• [AIM OF THE TASK]: Reproduce every line of the items below word for word, leaving out the pictures.

• [Data records]:
______________________________
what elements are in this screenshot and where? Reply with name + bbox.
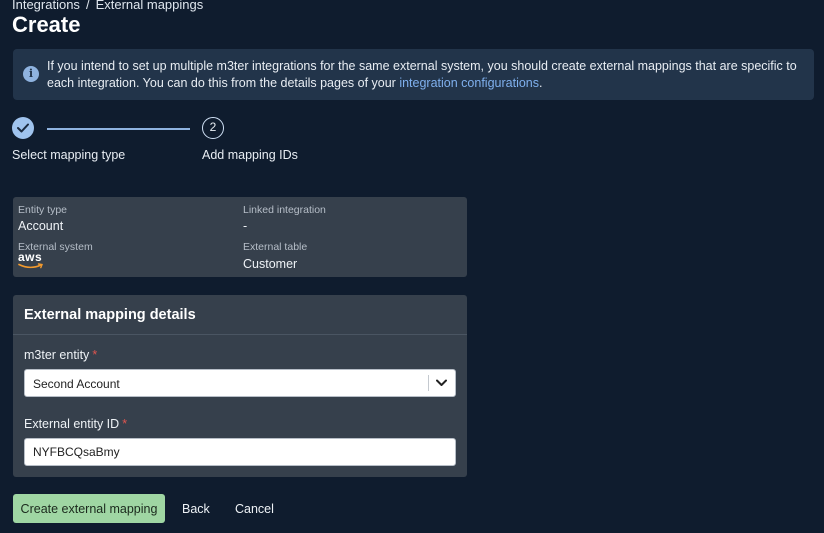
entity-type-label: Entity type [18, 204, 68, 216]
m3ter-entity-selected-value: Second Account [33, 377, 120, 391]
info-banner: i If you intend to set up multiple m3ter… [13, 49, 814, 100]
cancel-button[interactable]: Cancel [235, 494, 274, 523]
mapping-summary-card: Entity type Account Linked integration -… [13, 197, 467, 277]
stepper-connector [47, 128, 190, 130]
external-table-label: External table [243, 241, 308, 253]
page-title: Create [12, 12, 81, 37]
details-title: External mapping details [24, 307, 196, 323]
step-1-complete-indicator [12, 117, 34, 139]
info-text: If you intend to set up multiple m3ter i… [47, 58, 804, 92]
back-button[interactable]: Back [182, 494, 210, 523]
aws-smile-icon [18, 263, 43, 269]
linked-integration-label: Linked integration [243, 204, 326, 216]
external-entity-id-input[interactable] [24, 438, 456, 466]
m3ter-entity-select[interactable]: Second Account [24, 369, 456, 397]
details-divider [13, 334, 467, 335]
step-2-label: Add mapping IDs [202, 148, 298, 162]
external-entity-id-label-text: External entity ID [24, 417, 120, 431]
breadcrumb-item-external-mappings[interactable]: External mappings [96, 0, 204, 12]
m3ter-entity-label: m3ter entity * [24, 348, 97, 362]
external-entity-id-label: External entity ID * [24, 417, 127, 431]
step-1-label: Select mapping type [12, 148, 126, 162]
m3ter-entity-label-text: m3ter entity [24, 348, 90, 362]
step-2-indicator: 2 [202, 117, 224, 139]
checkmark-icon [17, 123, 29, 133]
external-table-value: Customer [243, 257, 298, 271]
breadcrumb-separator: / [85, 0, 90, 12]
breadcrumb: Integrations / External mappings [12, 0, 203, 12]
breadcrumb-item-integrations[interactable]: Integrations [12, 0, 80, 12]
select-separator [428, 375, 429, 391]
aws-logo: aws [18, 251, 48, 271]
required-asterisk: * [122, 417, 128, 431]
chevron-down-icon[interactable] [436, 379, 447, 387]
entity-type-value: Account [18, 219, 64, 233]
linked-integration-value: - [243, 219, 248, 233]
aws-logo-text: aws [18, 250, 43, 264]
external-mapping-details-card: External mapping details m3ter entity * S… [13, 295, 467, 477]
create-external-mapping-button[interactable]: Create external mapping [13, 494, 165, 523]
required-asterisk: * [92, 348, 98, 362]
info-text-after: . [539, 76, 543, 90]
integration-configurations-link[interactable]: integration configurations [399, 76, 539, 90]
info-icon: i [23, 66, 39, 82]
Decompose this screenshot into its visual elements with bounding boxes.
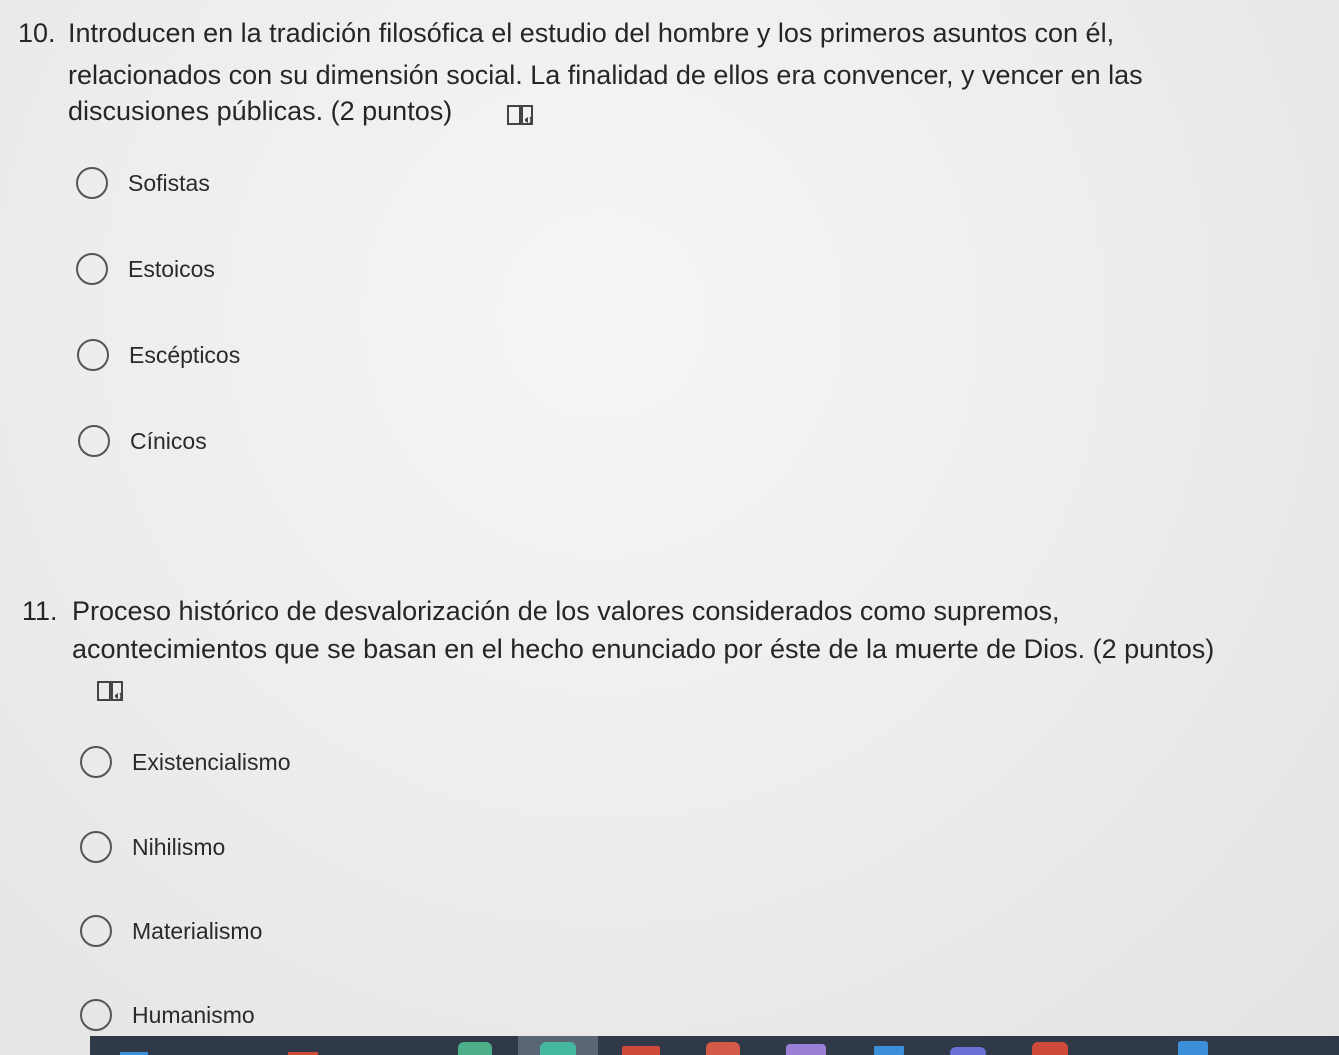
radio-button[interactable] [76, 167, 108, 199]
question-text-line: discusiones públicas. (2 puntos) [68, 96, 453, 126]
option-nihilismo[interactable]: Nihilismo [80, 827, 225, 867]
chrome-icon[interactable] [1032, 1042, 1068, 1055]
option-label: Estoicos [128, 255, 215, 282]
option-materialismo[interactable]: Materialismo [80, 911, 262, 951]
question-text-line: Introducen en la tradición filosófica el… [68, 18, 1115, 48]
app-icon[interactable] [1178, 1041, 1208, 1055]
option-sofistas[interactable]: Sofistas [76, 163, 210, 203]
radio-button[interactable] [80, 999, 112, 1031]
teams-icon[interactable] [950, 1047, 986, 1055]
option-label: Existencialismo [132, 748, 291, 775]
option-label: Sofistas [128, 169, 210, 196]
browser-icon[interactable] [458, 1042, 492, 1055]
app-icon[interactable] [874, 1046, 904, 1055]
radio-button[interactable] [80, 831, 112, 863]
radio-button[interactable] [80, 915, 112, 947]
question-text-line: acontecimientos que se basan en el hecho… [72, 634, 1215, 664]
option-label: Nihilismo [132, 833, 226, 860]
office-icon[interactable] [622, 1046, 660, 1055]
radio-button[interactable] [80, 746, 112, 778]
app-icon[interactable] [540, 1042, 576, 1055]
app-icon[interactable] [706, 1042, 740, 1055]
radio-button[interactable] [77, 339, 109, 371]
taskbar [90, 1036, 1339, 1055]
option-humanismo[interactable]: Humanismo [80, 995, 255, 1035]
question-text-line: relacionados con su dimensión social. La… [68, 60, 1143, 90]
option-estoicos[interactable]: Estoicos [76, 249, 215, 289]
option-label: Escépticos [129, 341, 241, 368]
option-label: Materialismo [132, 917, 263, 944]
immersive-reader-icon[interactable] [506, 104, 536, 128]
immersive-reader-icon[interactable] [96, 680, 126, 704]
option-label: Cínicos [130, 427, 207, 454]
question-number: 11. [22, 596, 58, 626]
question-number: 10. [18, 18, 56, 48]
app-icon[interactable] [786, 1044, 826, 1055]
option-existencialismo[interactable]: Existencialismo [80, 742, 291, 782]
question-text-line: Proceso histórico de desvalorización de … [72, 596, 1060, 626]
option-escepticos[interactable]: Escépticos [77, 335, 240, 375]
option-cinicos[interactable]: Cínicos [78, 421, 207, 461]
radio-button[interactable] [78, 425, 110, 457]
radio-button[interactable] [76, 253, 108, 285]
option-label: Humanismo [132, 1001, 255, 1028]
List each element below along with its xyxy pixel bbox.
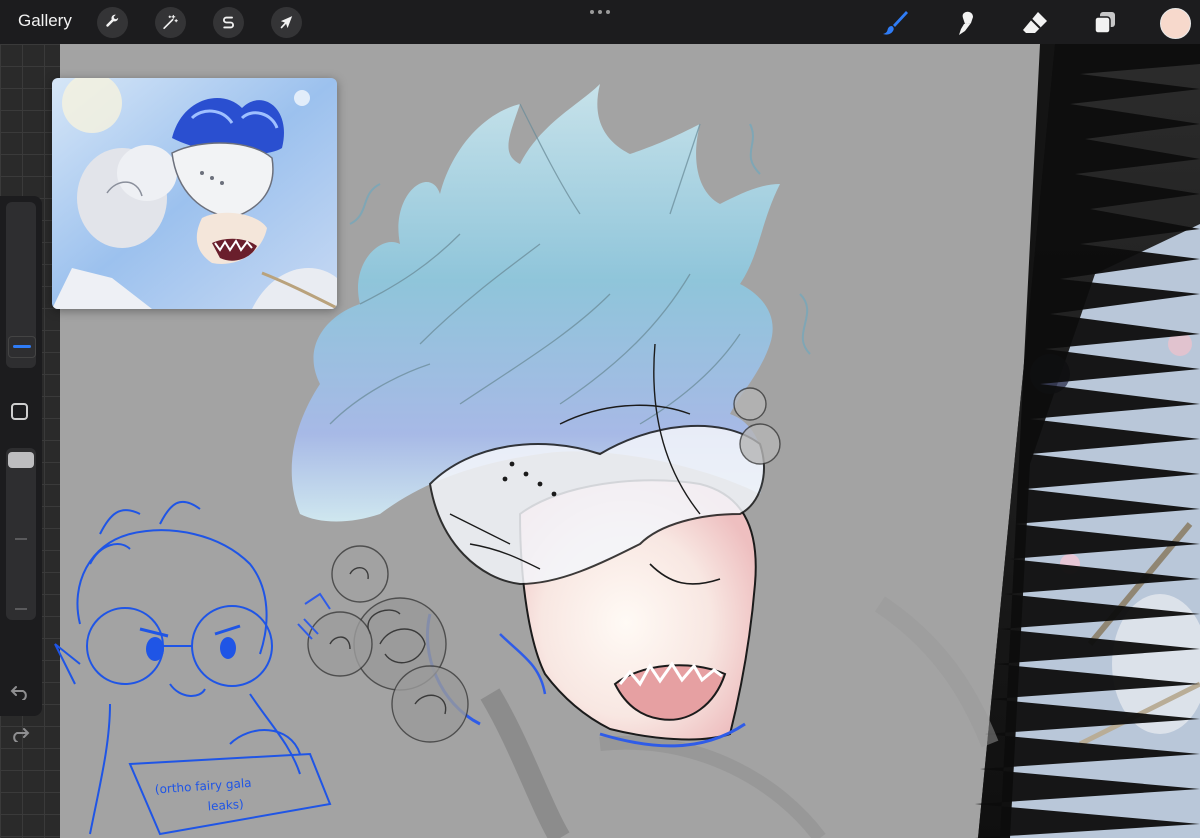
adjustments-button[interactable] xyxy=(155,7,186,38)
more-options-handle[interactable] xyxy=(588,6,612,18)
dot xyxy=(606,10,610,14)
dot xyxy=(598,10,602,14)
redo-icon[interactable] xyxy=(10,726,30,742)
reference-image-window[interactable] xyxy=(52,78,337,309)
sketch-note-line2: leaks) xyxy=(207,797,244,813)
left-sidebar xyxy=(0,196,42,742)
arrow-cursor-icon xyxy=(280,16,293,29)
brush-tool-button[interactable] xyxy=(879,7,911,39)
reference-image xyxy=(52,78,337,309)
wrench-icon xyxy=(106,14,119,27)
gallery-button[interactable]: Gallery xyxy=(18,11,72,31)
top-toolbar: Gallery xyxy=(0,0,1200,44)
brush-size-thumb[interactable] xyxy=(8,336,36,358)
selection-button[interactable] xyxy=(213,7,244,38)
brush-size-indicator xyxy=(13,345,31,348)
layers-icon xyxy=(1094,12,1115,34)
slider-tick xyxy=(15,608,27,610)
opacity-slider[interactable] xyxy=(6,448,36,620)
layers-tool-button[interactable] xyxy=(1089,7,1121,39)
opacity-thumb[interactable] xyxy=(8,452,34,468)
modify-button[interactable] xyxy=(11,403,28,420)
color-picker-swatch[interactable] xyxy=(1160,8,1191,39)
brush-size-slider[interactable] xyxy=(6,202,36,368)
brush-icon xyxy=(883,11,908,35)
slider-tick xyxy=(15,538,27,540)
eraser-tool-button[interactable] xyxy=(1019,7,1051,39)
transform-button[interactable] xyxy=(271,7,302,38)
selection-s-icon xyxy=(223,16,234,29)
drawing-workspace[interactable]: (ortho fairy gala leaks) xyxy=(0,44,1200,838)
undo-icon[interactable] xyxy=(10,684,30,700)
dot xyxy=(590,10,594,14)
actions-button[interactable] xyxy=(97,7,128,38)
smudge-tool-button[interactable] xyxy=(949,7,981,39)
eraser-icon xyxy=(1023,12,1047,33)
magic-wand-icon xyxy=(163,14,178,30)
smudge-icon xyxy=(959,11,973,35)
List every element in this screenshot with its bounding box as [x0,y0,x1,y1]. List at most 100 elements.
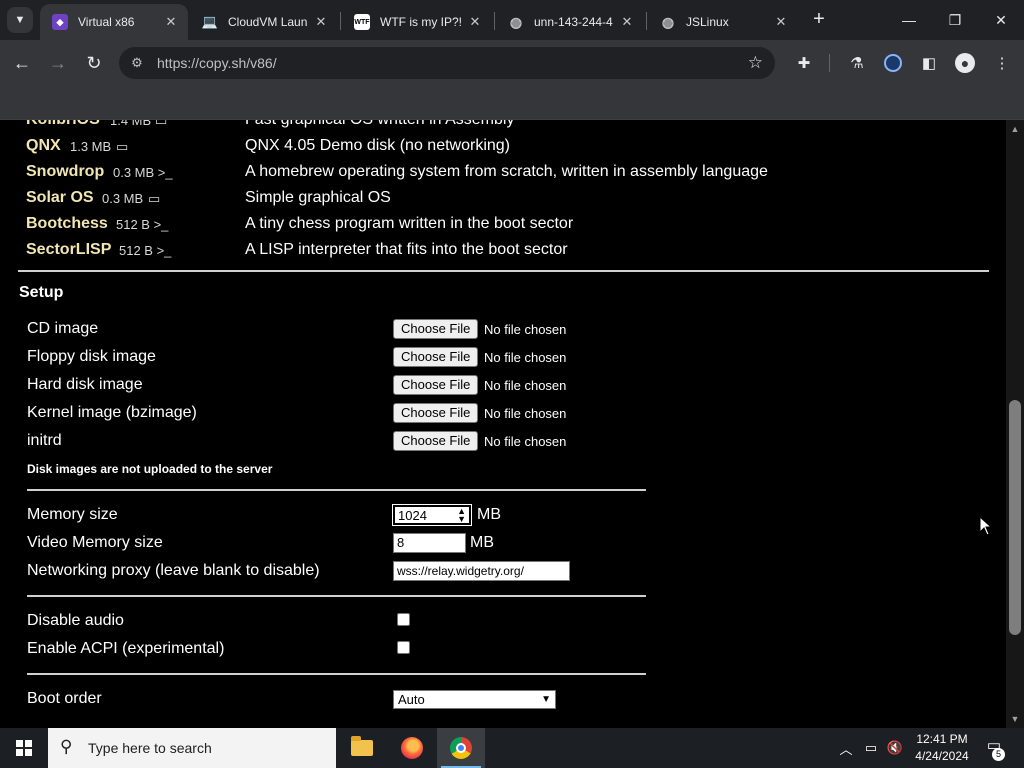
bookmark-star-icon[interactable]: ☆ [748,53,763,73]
______________________________
• [TASK ANSWER]:
what elements are in this screenshot and where? Reply with name + bbox.
entity-type-label: Entity type [18, 204, 68, 216]
m3ter-entity-selected-value: Second Account [33, 377, 120, 391]
info-banner: i If you intend to set up multiple m3ter… [13, 49, 814, 100]
cancel-button[interactable]: Cancel [235, 494, 274, 523]
mapping-summary-card: Entity type Account Linked integration -… [13, 197, 467, 277]
stepper-connector [47, 128, 190, 130]
external-table-label: External table [243, 241, 308, 253]
page-title: Create [12, 12, 81, 37]
details-title: External mapping details [24, 307, 196, 323]
step-1-complete-indicator [12, 117, 34, 139]
info-text: If you intend to set up multiple m3ter i… [47, 58, 804, 92]
back-button[interactable]: Back [182, 494, 210, 523]
aws-smile-icon [18, 263, 43, 269]
linked-integration-label: Linked integration [243, 204, 326, 216]
external-entity-id-input[interactable] [24, 438, 456, 466]
m3ter-entity-select[interactable]: Second Account [24, 369, 456, 397]
details-divider [13, 334, 467, 335]
step-2-label: Add mapping IDs [202, 148, 298, 162]
external-entity-id-label-text: External entity ID [24, 417, 120, 431]
breadcrumb-item-external-mappings[interactable]: External mappings [96, 0, 204, 12]
m3ter-entity-label: m3ter entity * [24, 348, 97, 362]
external-entity-id-label: External entity ID * [24, 417, 127, 431]
step-1-label: Select mapping type [12, 148, 126, 162]
m3ter-entity-label-text: m3ter entity [24, 348, 90, 362]
step-2-indicator: 2 [202, 117, 224, 139]
checkmark-icon [17, 123, 29, 133]
external-table-value: Customer [243, 257, 298, 271]
breadcrumb-separator: / [85, 0, 90, 12]
breadcrumb: Integrations / External mappings [12, 0, 203, 12]
breadcrumb-item-integrations[interactable]: Integrations [12, 0, 80, 12]
select-separator [428, 375, 429, 391]
aws-logo: aws [18, 251, 48, 271]
required-asterisk: * [122, 417, 128, 431]
chevron-down-icon[interactable] [436, 379, 447, 387]
entity-type-value: Account [18, 219, 64, 233]
linked-integration-value: - [243, 219, 248, 233]
aws-logo-text: aws [18, 250, 43, 264]
external-mapping-details-card: External mapping details m3ter entity * S… [13, 295, 467, 477]
create-external-mapping-button[interactable]: Create external mapping [13, 494, 165, 523]
required-asterisk: * [92, 348, 98, 362]
info-text-after: . [539, 76, 543, 90]
integration-configurations-link[interactable]: integration configurations [399, 76, 539, 90]
info-icon: i [23, 66, 39, 82]
Decompose this screenshot into its visual elements with bounding boxes.
radio-button[interactable] [76, 167, 108, 199]
question-text-line: discusiones públicas. (2 puntos) [68, 96, 453, 126]
option-nihilismo[interactable]: Nihilismo [80, 827, 225, 867]
chrome-icon[interactable] [1032, 1042, 1068, 1055]
option-label: Estoicos [128, 255, 215, 282]
option-materialismo[interactable]: Materialismo [80, 911, 262, 951]
question-text-line: Introducen en la tradición filosófica el… [68, 18, 1115, 48]
app-icon[interactable] [1178, 1041, 1208, 1055]
option-sofistas[interactable]: Sofistas [76, 163, 210, 203]
radio-button[interactable] [80, 999, 112, 1031]
teams-icon[interactable] [950, 1047, 986, 1055]
option-label: Existencialismo [132, 748, 291, 775]
option-label: Sofistas [128, 169, 210, 196]
browser-icon[interactable] [458, 1042, 492, 1055]
app-icon[interactable] [874, 1046, 904, 1055]
radio-button[interactable] [80, 831, 112, 863]
radio-button[interactable] [80, 915, 112, 947]
question-text-line: acontecimientos que se basan en el hecho… [72, 634, 1215, 664]
option-label: Nihilismo [132, 833, 226, 860]
office-icon[interactable] [622, 1046, 660, 1055]
radio-button[interactable] [80, 746, 112, 778]
app-icon[interactable] [540, 1042, 576, 1055]
app-icon[interactable] [706, 1042, 740, 1055]
radio-button[interactable] [77, 339, 109, 371]
taskbar [90, 1036, 1339, 1055]
option-humanismo[interactable]: Humanismo [80, 995, 255, 1035]
question-text-line: relacionados con su dimensión social. La… [68, 60, 1143, 90]
option-estoicos[interactable]: Estoicos [76, 249, 215, 289]
option-label: Escépticos [129, 341, 241, 368]
option-label: Materialismo [132, 917, 263, 944]
immersive-reader-icon[interactable] [506, 104, 536, 128]
immersive-reader-icon[interactable] [96, 680, 126, 704]
option-label: Cínicos [130, 427, 207, 454]
question-number: 11. [22, 596, 58, 626]
question-number: 10. [18, 18, 56, 48]
app-icon[interactable] [786, 1044, 826, 1055]
option-existencialismo[interactable]: Existencialismo [80, 742, 291, 782]
question-text-line: Proceso histórico de desvalorización de … [72, 596, 1060, 626]
option-escepticos[interactable]: Escépticos [77, 335, 240, 375]
option-cinicos[interactable]: Cínicos [78, 421, 207, 461]
radio-button[interactable] [78, 425, 110, 457]
radio-button[interactable] [76, 253, 108, 285]
option-label: Humanismo [132, 1001, 255, 1028]
List each element below along with its xyxy pixel bbox.
adjustments-button[interactable] xyxy=(155,7,186,38)
more-options-handle[interactable] xyxy=(588,6,612,18)
dot xyxy=(606,10,610,14)
dot xyxy=(598,10,602,14)
redo-icon[interactable] xyxy=(10,726,30,742)
reference-image-window[interactable] xyxy=(52,78,337,309)
sketch-note-line2: leaks) xyxy=(207,797,244,813)
left-sidebar xyxy=(0,196,42,742)
arrow-cursor-icon xyxy=(280,16,293,29)
brush-tool-button[interactable] xyxy=(879,7,911,39)
reference-image xyxy=(52,78,337,309)
wrench-icon xyxy=(106,14,119,27)
gallery-button[interactable]: Gallery xyxy=(18,11,72,31)
top-toolbar: Gallery xyxy=(0,0,1200,44)
brush-size-thumb[interactable] xyxy=(8,336,36,358)
selection-button[interactable] xyxy=(213,7,244,38)
brush-size-indicator xyxy=(13,345,31,348)
layers-icon xyxy=(1094,12,1115,34)
slider-tick xyxy=(15,608,27,610)
opacity-slider[interactable] xyxy=(6,448,36,620)
layers-tool-button[interactable] xyxy=(1089,7,1121,39)
opacity-thumb[interactable] xyxy=(8,452,34,468)
modify-button[interactable] xyxy=(11,403,28,420)
color-picker-swatch[interactable] xyxy=(1160,8,1191,39)
brush-size-slider[interactable] xyxy=(6,202,36,368)
brush-icon xyxy=(883,11,908,35)
slider-tick xyxy=(15,538,27,540)
eraser-tool-button[interactable] xyxy=(1019,7,1051,39)
transform-button[interactable] xyxy=(271,7,302,38)
selection-s-icon xyxy=(223,16,234,29)
drawing-workspace[interactable]: (ortho fairy gala leaks) xyxy=(0,44,1200,838)
undo-icon[interactable] xyxy=(10,684,30,700)
dot xyxy=(590,10,594,14)
actions-button[interactable] xyxy=(97,7,128,38)
smudge-tool-button[interactable] xyxy=(949,7,981,39)
eraser-icon xyxy=(1023,12,1047,33)
magic-wand-icon xyxy=(163,14,178,30)
smudge-icon xyxy=(959,11,973,35)
List every element in this screenshot with its bounding box as [x0,y0,x1,y1]. List at most 100 elements.
bookmark-star-icon[interactable]: ☆ [748,53,763,73]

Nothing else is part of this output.